_Stored data_
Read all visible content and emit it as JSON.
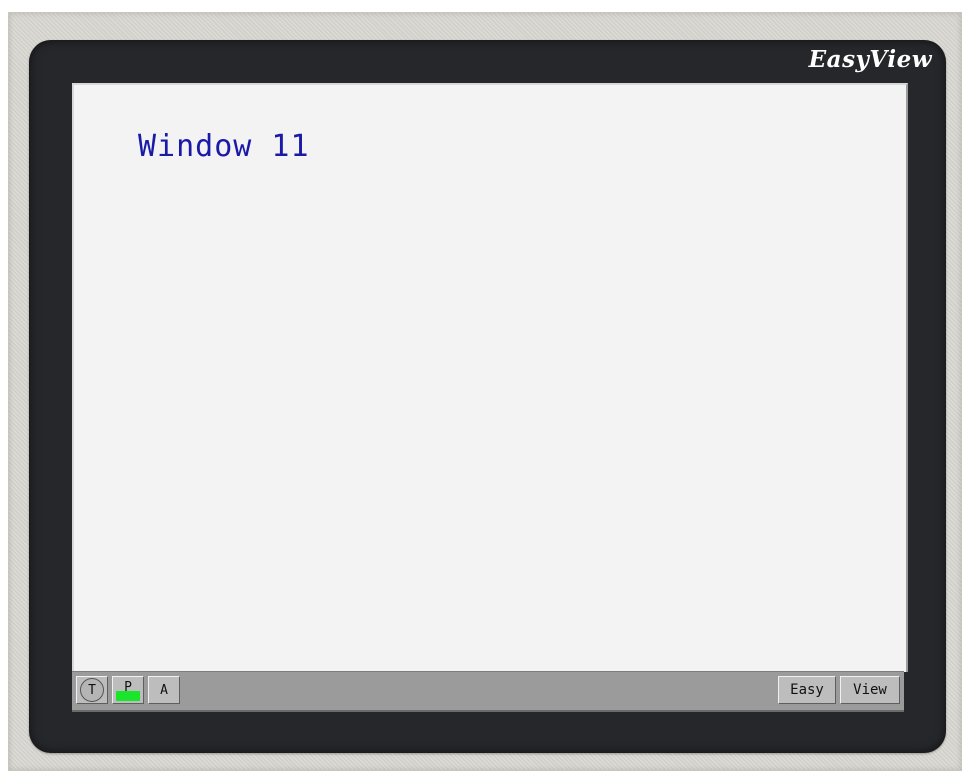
{
  "device": {
    "brand": "EasyView"
  },
  "screen": {
    "window_title": "Window 11"
  },
  "taskbar": {
    "buttons": [
      {
        "label": "T",
        "icon": "circle-t-icon"
      },
      {
        "label": "P",
        "indicator_color": "#19e62b"
      },
      {
        "label": "A"
      }
    ],
    "right_buttons": [
      {
        "label": "Easy"
      },
      {
        "label": "View"
      }
    ]
  },
  "colors": {
    "bezel": "#26272b",
    "screen_bg": "#f3f3f3",
    "title_text": "#1a1aa8",
    "taskbar_bg": "#9b9b9b"
  }
}
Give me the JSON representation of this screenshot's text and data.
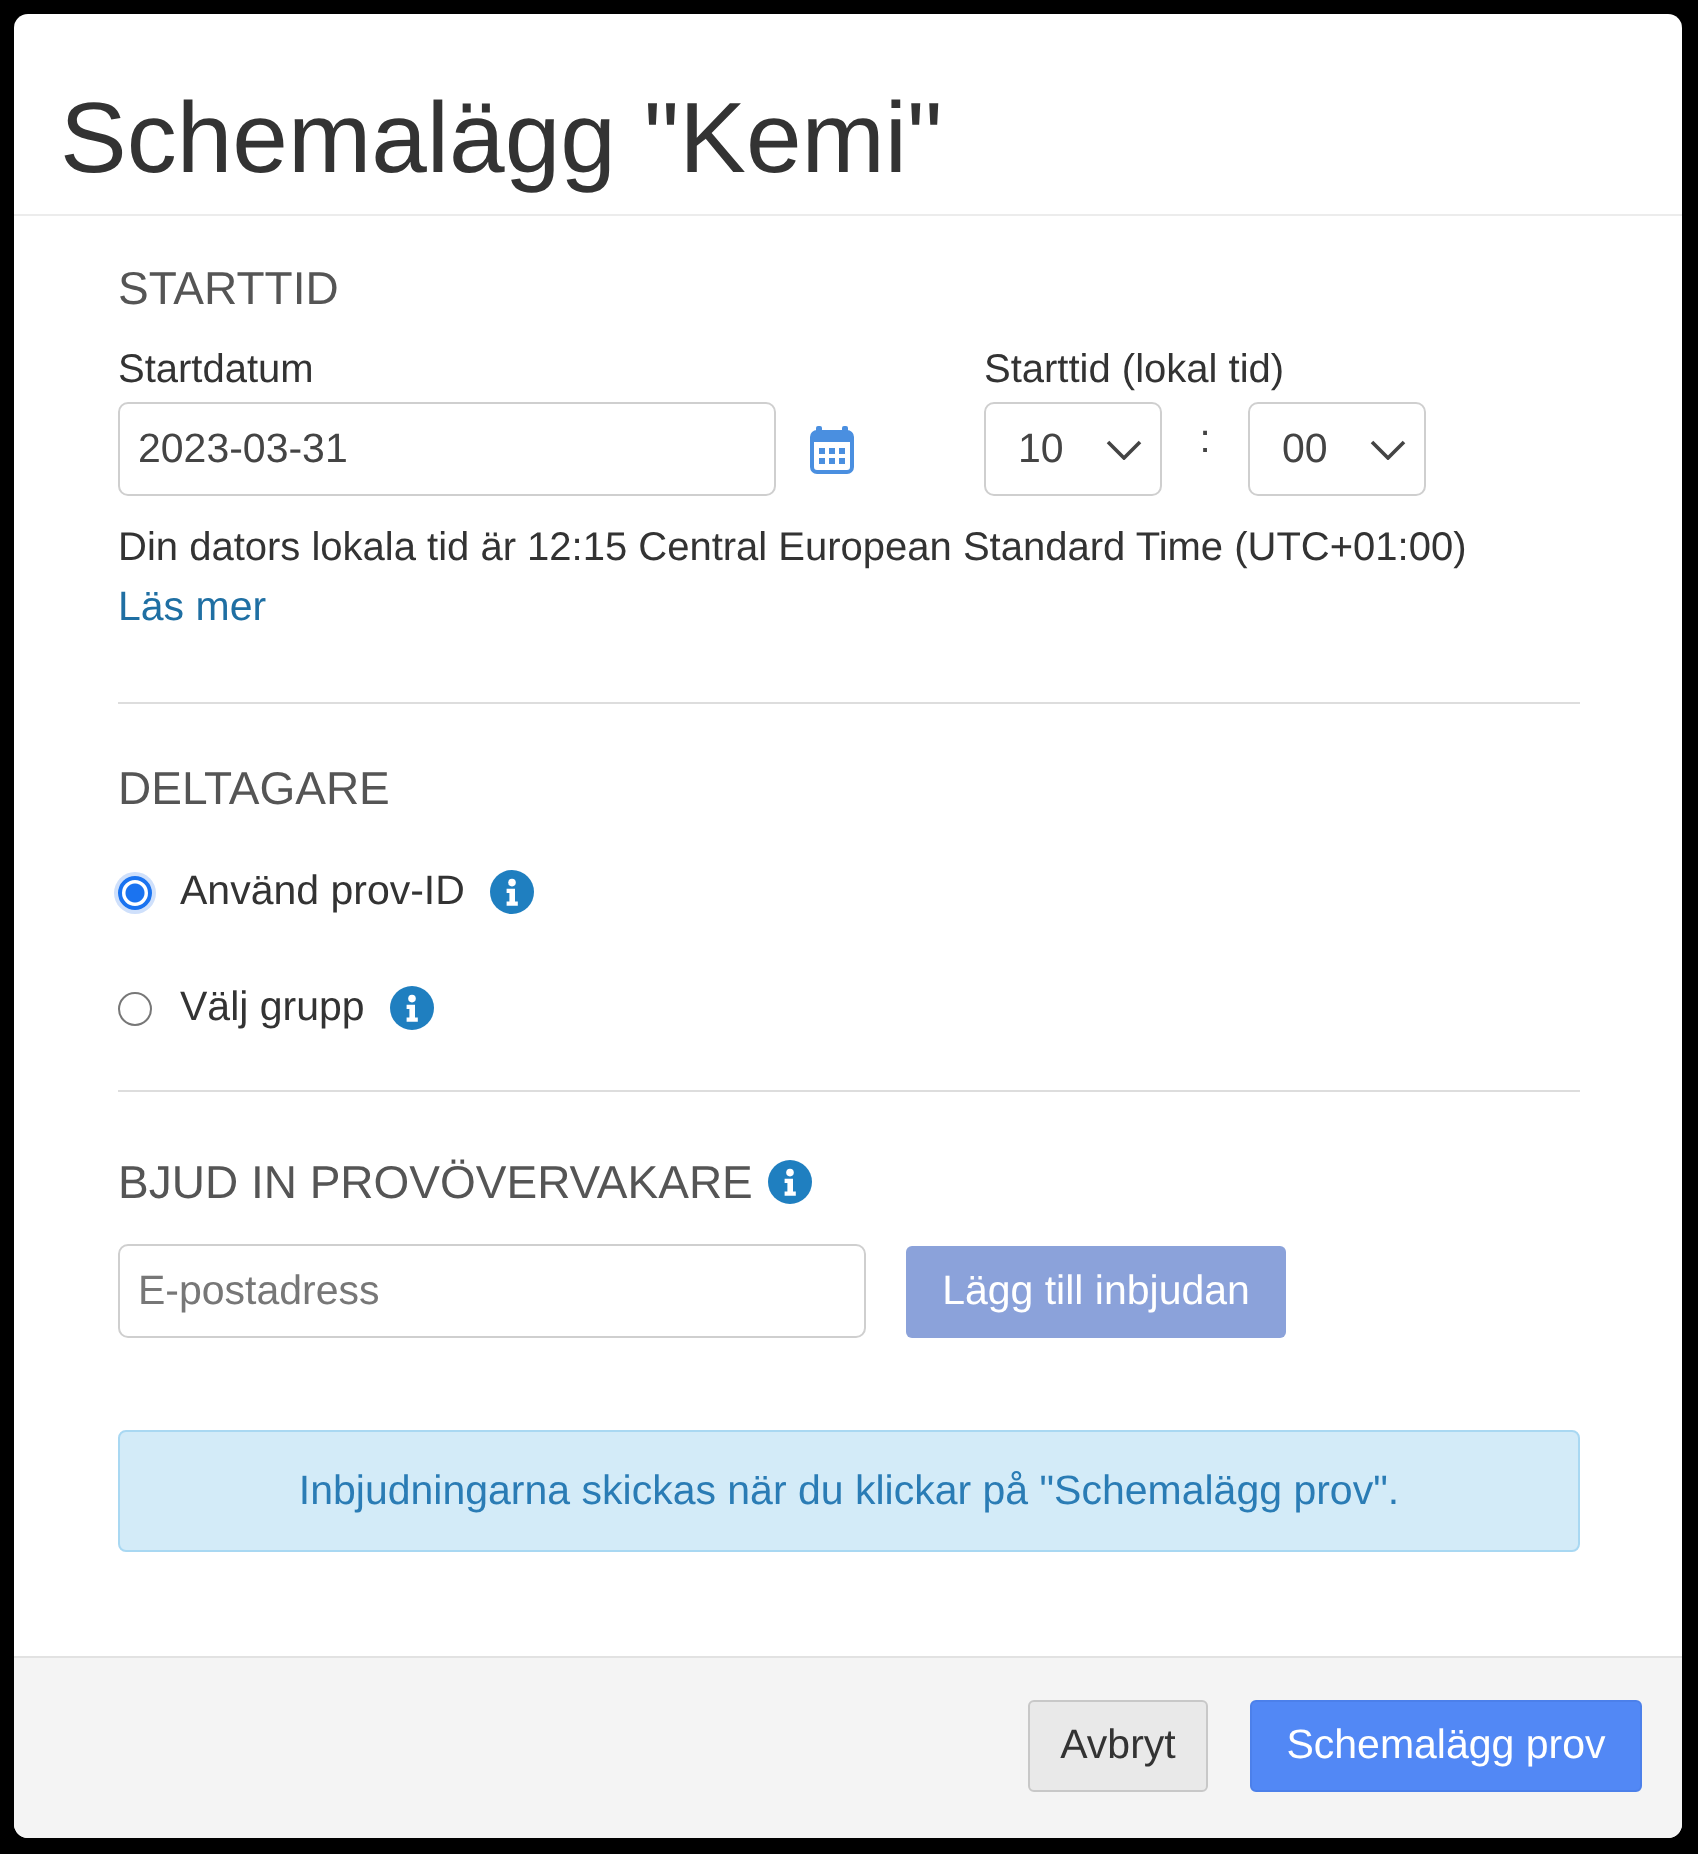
{
  "dialog": {
    "title": "Schemalägg \"Kemi\""
  },
  "start_time": {
    "heading": "STARTTID",
    "date_label": "Startdatum",
    "date_value": "2023-03-31",
    "time_label": "Starttid (lokal tid)",
    "hour": "10",
    "separator": ":",
    "minute": "00",
    "note": "Din dators lokala tid är 12:15 Central European Standard Time (UTC+01:00)",
    "link": "Läs mer"
  },
  "participants": {
    "heading": "DELTAGARE",
    "options": [
      {
        "label": "Använd prov-ID",
        "selected": true
      },
      {
        "label": "Välj grupp",
        "selected": false
      }
    ]
  },
  "invite": {
    "heading": "BJUD IN PROVÖVERVAKARE",
    "email_placeholder": "E-postadress",
    "add_button": {
      "label": "Lägg till inbjudan",
      "disabled": true
    },
    "alert": "Inbjudningarna skickas när du klickar på \"Schemalägg prov\"."
  },
  "footer": {
    "buttons": [
      {
        "label": "Avbryt",
        "kind": "secondary"
      },
      {
        "label": "Schemalägg prov",
        "kind": "primary"
      }
    ]
  }
}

_Given problem_
What you return should match the records above word for word, minus the pictures.

_Exercise answer_
Read all visible content and emit it as JSON.
{
  "device": {
    "brand": "EasyView"
  },
  "screen": {
    "window_title": "Window 11"
  },
  "taskbar": {
    "buttons": [
      {
        "label": "T",
        "icon": "circle-t-icon"
      },
      {
        "label": "P",
        "indicator_color": "#19e62b"
      },
      {
        "label": "A"
      }
    ],
    "right_buttons": [
      {
        "label": "Easy"
      },
      {
        "label": "View"
      }
    ]
  },
  "colors": {
    "bezel": "#26272b",
    "screen_bg": "#f3f3f3",
    "title_text": "#1a1aa8",
    "taskbar_bg": "#9b9b9b"
  }
}
Give me the JSON representation of this screenshot's text and data.
{
  "dialog": {
    "title": "Schemalägg \"Kemi\""
  },
  "start_time": {
    "heading": "STARTTID",
    "date_label": "Startdatum",
    "date_value": "2023-03-31",
    "time_label": "Starttid (lokal tid)",
    "hour": "10",
    "separator": ":",
    "minute": "00",
    "note": "Din dators lokala tid är 12:15 Central European Standard Time (UTC+01:00)",
    "link": "Läs mer"
  },
  "participants": {
    "heading": "DELTAGARE",
    "options": [
      {
        "label": "Använd prov-ID",
        "selected": true
      },
      {
        "label": "Välj grupp",
        "selected": false
      }
    ]
  },
  "invite": {
    "heading": "BJUD IN PROVÖVERVAKARE",
    "email_placeholder": "E-postadress",
    "add_button": {
      "label": "Lägg till inbjudan",
      "disabled": true
    },
    "alert": "Inbjudningarna skickas när du klickar på \"Schemalägg prov\"."
  },
  "footer": {
    "buttons": [
      {
        "label": "Avbryt",
        "kind": "secondary"
      },
      {
        "label": "Schemalägg prov",
        "kind": "primary"
      }
    ]
  }
}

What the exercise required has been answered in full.